**Tasks:**
(A) Condense the paragraph of the voltage stability excerpt that begins "As indicated before" into a short bulleted list that keeps its main facts.
(B) From the voltage stability excerpt, transcribe the passage between "3.2 Input variables" and "should be selected.", inclusive.

**Source document:**
———
The first step towards developing an appropriate ANN for the voltage stability monitoring is clarification of the goal of ANN and the problem in question. The problem defined in previous attempts is: “For a specific system condition, what would be the stability margin?” Specifying system condition includes obtaining system parameters and variables, such as voltage magnitude, active and reactive powers of the loads, etc. However, the problem in question in this paper is: “For a specific system condition and rates of load changes, what would be the stability margin?” The aspect of various load change scenarios is emphasized here since, based on the authors’ experiences, real power systems do not have a unique and identical load increase pattern in all load points. This feature leads to significant deficiencies of the existing ANN models in proper estimation of VSMs. Neither increasing ANN training samples nor applying different configuration of ANN could handle this complexity. To overcome this difficulty, the rates of various load changes should be predicted and inserted as inputs into the ANN.

To compute VSM, MATLAB-based open source software tool PSAT is employed by applying CPF method on sample cases. After generating appropriate sample cases for training, validating, and testing the designed ANN, MATLAB neural network toolbox is employed to estimate VSM [21, 24].

3.1 ANN structure

In this study, the standard multilayer perceptron (MLP) neural network consisting of one input layer, one output layer, and one hidden layer including 10 neurons is employed to predict VSM of the power system shown in Fig. 3. The Levenberg-Marquardt back-propagation algorithm is selected for the training phase of ANN.
Fig. 3

Simplified diagram of MLP neural network

3.2 Input variables selection

The issue of selecting input variables is a basic and determinative aspect in obtaining the best performance of the model. Regarding ANNs, there is no straight method to specify which input could lead the model to the highest efficiency [25]. The difficulty of selecting input features is due to the following items:
  1. 1)

    There are many available variables of which those improving performance of the model should be selected.

  2. 2)

    Selected variables should have less correlation to avoid redundancy.

  3. 3)

    Selected variables should have a potential in estimation of VSM; worthless features may even lead to malfunction.


As indicated before, the combination of voltage angles and magnitudes of system buses as the input of ANN is the most effective feature combination in comparison to others, such as voltage magnitudes and reactive powers, etc. [16]. This deduction does not hold in the problem at hand since different rates of load changes are accommodated. Under these circumstances, a third input feature is needed. To do so, the rates of load changes are selected as the third input feature. In this way, ANN could directly learn how to respond along with different load change scenarios.
———
**Supplied information:**

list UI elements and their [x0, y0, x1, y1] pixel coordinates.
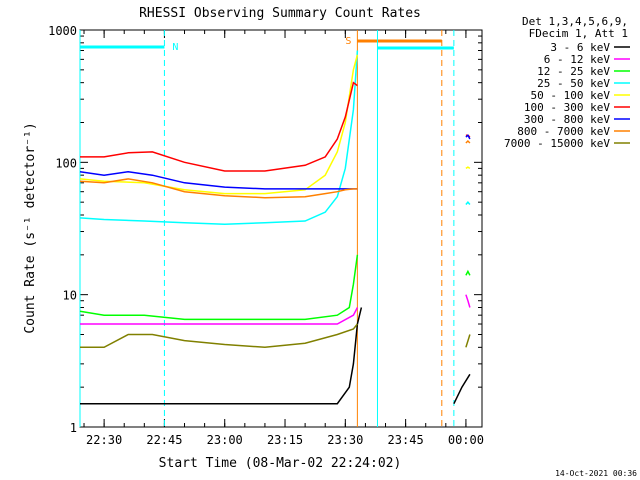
series-line	[80, 81, 358, 172]
y-tick-label: 100	[55, 156, 77, 170]
y-axis-label: Count Rate (s⁻¹ detector⁻¹)	[23, 122, 38, 333]
chart-title: RHESSI Observing Summary Count Rates	[139, 6, 421, 21]
x-axis-label: Start Time (08-Mar-02 22:24:02)	[159, 456, 402, 471]
series-line	[465, 139, 471, 144]
legend-entry: 300 - 800 keV	[524, 113, 610, 126]
legend-entry: 100 - 300 keV	[524, 101, 610, 114]
series-line	[465, 294, 471, 308]
series-line	[465, 134, 471, 140]
annotation-label: S	[345, 36, 351, 47]
legend-entry: 50 - 100 keV	[531, 89, 611, 102]
series-line	[79, 50, 359, 226]
x-tick-label: 23:45	[388, 433, 424, 447]
y-tick-label: 10	[63, 289, 77, 303]
legend-entry: 800 - 7000 keV	[517, 125, 610, 138]
annotation-label: N	[172, 42, 178, 53]
x-tick-label: 22:30	[86, 433, 122, 447]
series-line	[79, 254, 359, 321]
legend-entry: 25 - 50 keV	[537, 77, 610, 90]
plot-frame	[79, 29, 483, 428]
series-line	[80, 307, 363, 405]
legend-entry: 6 - 12 keV	[544, 53, 611, 66]
series-line	[465, 334, 471, 348]
series-layer	[79, 50, 471, 405]
legend-entry: 7000 - 15000 keV	[504, 137, 610, 150]
legend-entry: 3 - 6 keV	[550, 41, 610, 54]
x-tick-label: 23:30	[327, 433, 363, 447]
legend: Det 1,3,4,5,6,9,FDecim 1, Att 13 - 6 keV…	[504, 15, 630, 150]
legend-header: Det 1,3,4,5,6,9,	[522, 15, 628, 28]
y-axis: 1 10 100 1000	[48, 24, 482, 435]
legend-header: FDecim 1, Att 1	[529, 27, 628, 40]
y-tick-label: 1000	[48, 24, 77, 38]
series-line	[79, 170, 358, 190]
series-line	[465, 201, 471, 205]
x-tick-label: 23:00	[207, 433, 243, 447]
x-axis: 22:30 22:45 23:00 23:15 23:30 23:45 00:00	[83, 30, 484, 447]
series-line	[465, 269, 471, 276]
annotation-layer: NS	[79, 30, 455, 427]
x-tick-label: 23:15	[267, 433, 303, 447]
series-line	[453, 373, 471, 405]
legend-entry: 12 - 25 keV	[537, 65, 610, 78]
series-line	[80, 307, 359, 325]
timestamp: 14-Oct-2021 00:36	[555, 469, 637, 478]
y-tick-label: 1	[70, 421, 77, 435]
series-line	[465, 166, 471, 170]
x-tick-label: 00:00	[448, 433, 484, 447]
series-line	[80, 323, 358, 349]
x-tick-label: 22:45	[146, 433, 182, 447]
series-line	[79, 178, 358, 199]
———
**Solved problems:**
(A)
- Earlier work [16] found that combining voltage angles and magnitudes of system buses is the most effective ANN input, better than other combinations such as voltage magnitudes and reactive powers.
- That conclusion does not hold for the present problem, which accommodates different rates of load changes.
- A third input feature is therefore needed, and the rates of load changes are chosen for it.
- This lets the ANN learn directly how to respond to different load change scenarios.

(B)
3.2 Input variables selection

The issue of selecting input variables is a basic and determinative aspect in obtaining the best performance of the model. Regarding ANNs, there is no straight method to specify which input could lead the model to the highest efficiency [25]. The difficulty of selecting input features is due to the following items:
  1. 1)

    There are many available variables of which those improving performance of the model should be selected.